(TASK TO COMPLETE)
Would you write out the listing verbatim and skip every picture in it?

--- Begin INPUT RECORDS ---

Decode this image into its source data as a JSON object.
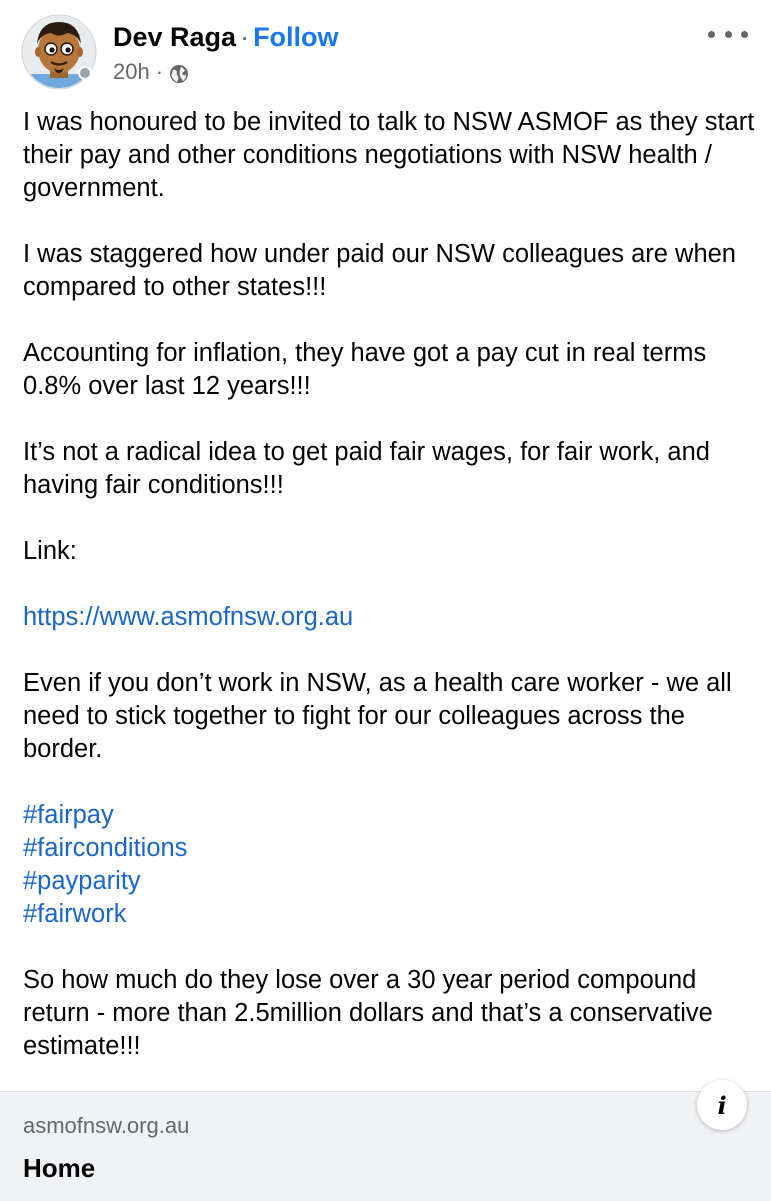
{
  "post": {
    "author": "Dev Raga",
    "separator": "·",
    "follow_label": "Follow",
    "timestamp": "20h",
    "meta_separator": "·",
    "privacy_icon": "globe-icon",
    "more_icon": "more-dots-icon",
    "paragraphs": [
      "I was honoured to be invited to talk to NSW ASMOF as they start their pay and other conditions negotiations with NSW health / government.",
      "I was staggered how under paid our NSW colleagues are when compared to other states!!!",
      "Accounting for inflation, they have got a pay cut in real terms 0.8% over last 12 years!!!",
      "It’s not a radical idea to get paid fair wages, for fair work, and having fair conditions!!!",
      "Link:",
      "Even if you don’t work in NSW, as a health care worker - we all need to stick together to fight for our colleagues across the border.",
      "So how much do they lose over a 30 year period compound return - more than 2.5million dollars and that’s a conservative estimate!!!"
    ],
    "link_url": "https://www.asmofnsw.org.au",
    "hashtags": [
      "#fairpay",
      "#fairconditions",
      "#payparity",
      "#fairwork"
    ]
  },
  "link_preview": {
    "domain": "asmofnsw.org.au",
    "title": "Home",
    "info_icon": "info-icon",
    "info_label": "i"
  },
  "colors": {
    "link_blue": "#1a66c9",
    "follow_blue": "#1877f2",
    "secondary_text": "#65676b",
    "card_background": "#f0f2f5"
  }
}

--- End INPUT RECORDS ---

(EXPECTED OUTPUT)
Decode this image into its source data as a JSON object.
{
  "post": {
    "author": "Dev Raga",
    "separator": "·",
    "follow_label": "Follow",
    "timestamp": "20h",
    "meta_separator": "·",
    "privacy_icon": "globe-icon",
    "more_icon": "more-dots-icon",
    "paragraphs": [
      "I was honoured to be invited to talk to NSW ASMOF as they start their pay and other conditions negotiations with NSW health / government.",
      "I was staggered how under paid our NSW colleagues are when compared to other states!!!",
      "Accounting for inflation, they have got a pay cut in real terms 0.8% over last 12 years!!!",
      "It’s not a radical idea to get paid fair wages, for fair work, and having fair conditions!!!",
      "Link:",
      "Even if you don’t work in NSW, as a health care worker - we all need to stick together to fight for our colleagues across the border.",
      "So how much do they lose over a 30 year period compound return - more than 2.5million dollars and that’s a conservative estimate!!!"
    ],
    "link_url": "https://www.asmofnsw.org.au",
    "hashtags": [
      "#fairpay",
      "#fairconditions",
      "#payparity",
      "#fairwork"
    ]
  },
  "link_preview": {
    "domain": "asmofnsw.org.au",
    "title": "Home",
    "info_icon": "info-icon",
    "info_label": "i"
  },
  "colors": {
    "link_blue": "#1a66c9",
    "follow_blue": "#1877f2",
    "secondary_text": "#65676b",
    "card_background": "#f0f2f5"
  }
}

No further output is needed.